THE TASK - Count the lines in the entries below that contain the string "prací", and give only that number.

TASK INPUTS -
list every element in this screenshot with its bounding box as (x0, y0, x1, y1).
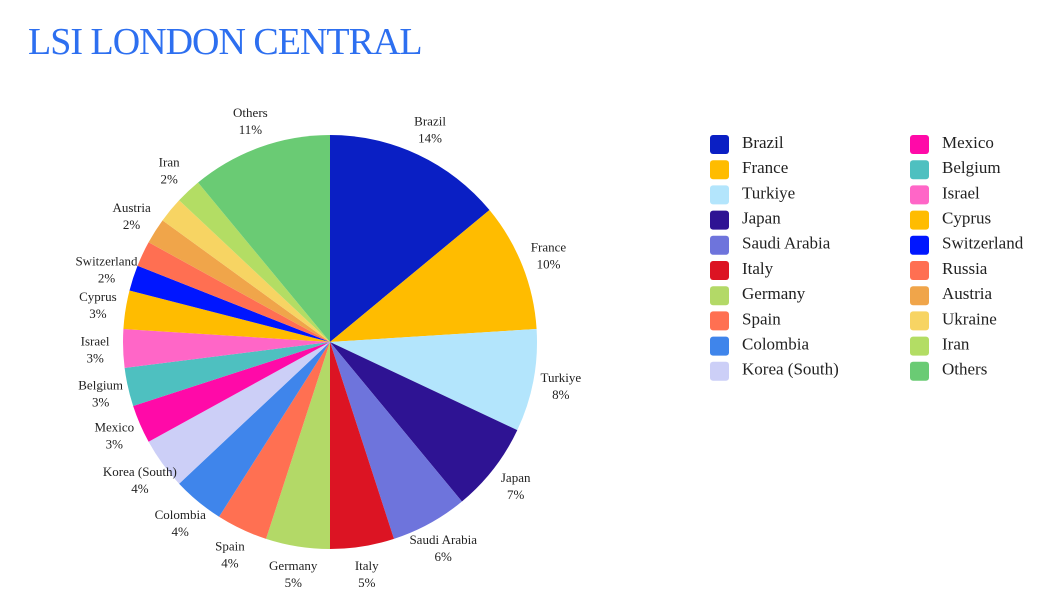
legend-label: Germany (742, 284, 806, 303)
legend-label: Turkiye (742, 183, 795, 202)
legend-label: Belgium (942, 158, 1001, 177)
pie-slice (330, 135, 490, 342)
slice-label: Iran (159, 155, 180, 170)
slice-label: Others (233, 105, 268, 120)
pie-slice (266, 342, 330, 549)
slice-value-label: 8% (552, 387, 570, 402)
pie-slice (133, 342, 330, 442)
legend-label: Japan (742, 209, 781, 228)
legend-label: Spain (742, 309, 781, 328)
legend-label: Cyprus (942, 209, 991, 228)
slice-value-label: 4% (172, 524, 190, 539)
slice-value-label: 10% (537, 256, 561, 271)
slice-label: Cyprus (79, 289, 117, 304)
pie-slice (162, 200, 330, 342)
legend-swatch (910, 311, 929, 331)
legend-swatch (710, 286, 729, 306)
slice-value-label: 3% (106, 436, 124, 451)
legend-label: Austria (942, 284, 993, 303)
pie-slice (219, 342, 330, 539)
slice-label: France (531, 239, 567, 254)
pie-slice (179, 342, 330, 517)
legend-swatch (710, 336, 729, 356)
legend-swatch (710, 235, 729, 255)
slice-value-label: 4% (221, 556, 239, 571)
pie-slice (123, 290, 330, 342)
slice-label: Israel (81, 333, 110, 348)
slice-label: Mexico (94, 419, 134, 434)
pie-slice (137, 242, 330, 342)
legend-label: Switzerland (942, 234, 1024, 253)
legend-label: Italy (742, 259, 774, 278)
pie-slice (330, 342, 462, 539)
pie-slice (123, 329, 331, 368)
pie-slice (124, 342, 330, 406)
legend-swatch (910, 286, 929, 306)
legend-label: Colombia (742, 335, 810, 354)
slice-label: Brazil (414, 113, 446, 128)
legend-label: Brazil (742, 133, 784, 152)
legend-label: Korea (South) (742, 360, 839, 379)
pie-slice (129, 265, 330, 342)
legend-label: Mexico (942, 133, 994, 152)
legend-swatch (710, 210, 729, 230)
legend-swatch (710, 311, 729, 331)
slice-value-label: 7% (507, 487, 525, 502)
pie-slice (330, 210, 537, 342)
legend-label: Iran (942, 335, 970, 354)
pie-slice (330, 342, 394, 549)
legend-swatch (910, 210, 929, 230)
legend-swatch (910, 361, 929, 381)
slice-label: Korea (South) (103, 464, 177, 479)
legend-swatch (710, 261, 729, 280)
slice-value-label: 3% (89, 306, 107, 321)
legend-label: Ukraine (942, 309, 997, 328)
pie-slice (148, 342, 330, 484)
legend-label: Others (942, 360, 987, 379)
legend-swatch (710, 185, 729, 205)
pie-slice (179, 182, 330, 342)
legend-swatch (910, 135, 929, 154)
slice-value-label: 5% (358, 575, 376, 590)
slice-value-label: 3% (92, 394, 110, 409)
legend-label: Israel (942, 183, 980, 202)
slice-value-label: 14% (418, 130, 442, 145)
slice-value-label: 5% (285, 575, 303, 590)
legend-swatch (710, 160, 729, 180)
slice-label: Saudi Arabia (409, 532, 477, 547)
legend-swatch (910, 185, 929, 205)
slice-value-label: 4% (131, 481, 149, 496)
slice-label: Japan (501, 470, 531, 485)
slice-value-label: 2% (98, 270, 116, 285)
slice-value-label: 2% (123, 217, 141, 232)
pie-slice (198, 135, 330, 342)
legend-swatch (910, 160, 929, 180)
slice-label: Germany (269, 558, 318, 573)
legend-label: Saudi Arabia (742, 234, 831, 253)
slice-label: Turkiye (540, 370, 581, 385)
chart-title: LSI LONDON CENTRAL (28, 21, 422, 63)
pie-slice (330, 329, 538, 431)
pie-slice (330, 342, 518, 502)
pie-slice (148, 220, 330, 342)
slice-label: Spain (215, 539, 245, 554)
slice-value-label: 3% (86, 350, 104, 365)
legend-swatch (710, 361, 729, 381)
legend-swatch (910, 235, 929, 255)
legend-swatch (910, 336, 929, 356)
slice-label: Switzerland (75, 253, 138, 268)
slice-value-label: 6% (435, 549, 453, 564)
slice-value-label: 11% (239, 122, 263, 137)
legend-swatch (710, 135, 729, 154)
slice-label: Austria (112, 200, 151, 215)
legend-label: France (742, 158, 788, 177)
slice-label: Belgium (78, 377, 123, 392)
slice-label: Italy (355, 558, 379, 573)
legend-swatch (910, 261, 929, 280)
legend-label: Russia (942, 259, 988, 278)
slice-label: Colombia (155, 507, 207, 522)
slice-value-label: 2% (160, 172, 178, 187)
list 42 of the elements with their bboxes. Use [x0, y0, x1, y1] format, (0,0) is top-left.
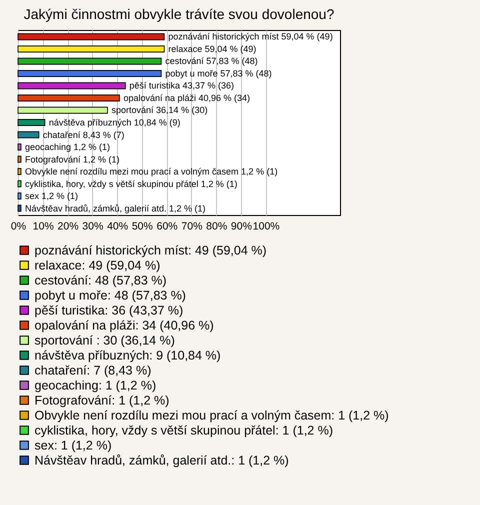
x-tick-label: 40% [107, 220, 128, 232]
data-label: poznávání historických míst 59,04 % (49) [168, 32, 333, 42]
x-tick-label: 50% [132, 220, 153, 232]
legend-label: chataření: 7 (8,43 %) [34, 363, 152, 378]
data-label: Obvykle není rozdílu mezi mou prací a volným časem 1,2 % (1) [24, 166, 278, 177]
legend-label: cestování: 48 (57,83 %) [34, 273, 167, 288]
data-label: cyklistika, hory, vždy s větší skupinou přátel 1,2 % (1) [24, 178, 238, 189]
data-label: sex 1,2 % (1) [24, 191, 78, 202]
legend-label: pěší turistika: 36 (43,37 %) [34, 303, 184, 318]
legend-label: Fotografování: 1 (1,2 %) [34, 393, 170, 408]
legend-label: opalování na pláži: 34 (40,96 %) [34, 318, 214, 332]
x-tick-label: 10% [32, 220, 54, 232]
x-tick-label: 20% [58, 220, 79, 232]
data-label: chataření 8,43 % (7) [42, 130, 124, 140]
data-label: relaxace 59,04 % (49) [168, 44, 256, 54]
data-label: návštěva příbuzných 10,84 % (9) [48, 118, 180, 128]
legend-label: relaxace: 49 (59,04 %) [34, 258, 160, 272]
x-tick-label: 90% [230, 220, 252, 232]
legend-label: pobyt u moře: 48 (57,83 %) [34, 288, 186, 302]
legend-label: geocaching: 1 (1,2 %) [34, 378, 156, 392]
legend-label: Obvykle není rozdílu mezi mou prací a volným časem: 1 (1,2 %) [34, 408, 389, 422]
legend-label: sex: 1 (1,2 %) [34, 438, 112, 452]
data-label: sportování 36,14 % (30) [112, 105, 208, 116]
data-label: pěší turistika 43,37 % (36) [129, 80, 234, 91]
data-label: pobyt u moře 57,83 % (48) [165, 68, 272, 78]
legend-label: cyklistika, hory, vždy s větší skupinou přátel: 1 (1,2 %) [34, 423, 333, 438]
x-tick-label: 60% [156, 220, 178, 232]
data-label: Návštěav hradů, zámků, galerií atd. 1,2 % (1) [24, 203, 206, 214]
data-label: cestování 57,83 % (48) [165, 56, 258, 66]
x-tick-label: 0% [10, 220, 26, 232]
x-tick-label: 100% [252, 220, 280, 232]
data-label: Fotografování 1,2 % (1) [24, 154, 120, 164]
x-tick-label: 80% [206, 220, 228, 232]
legend-label: návštěva příbuzných: 9 (10,84 %) [34, 348, 221, 362]
x-tick-label: 70% [181, 220, 202, 232]
chart-title: Jakými činnostmi obvykle trávíte svou dovolenou? [24, 6, 334, 22]
legend-label: poznávání historických míst: 49 (59,04 %) [34, 243, 267, 258]
x-tick-label: 30% [82, 220, 104, 232]
data-label: geocaching 1,2 % (1) [24, 142, 110, 152]
legend-label: sportování : 30 (36,14 %) [34, 333, 175, 348]
legend-label: Návštěav hradů, zámků, galerií atd.: 1 (1,2 %) [34, 453, 289, 468]
data-label: opalování na pláži 40,96 % (34) [123, 92, 250, 103]
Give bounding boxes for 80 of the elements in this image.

THE SOLUTION - 2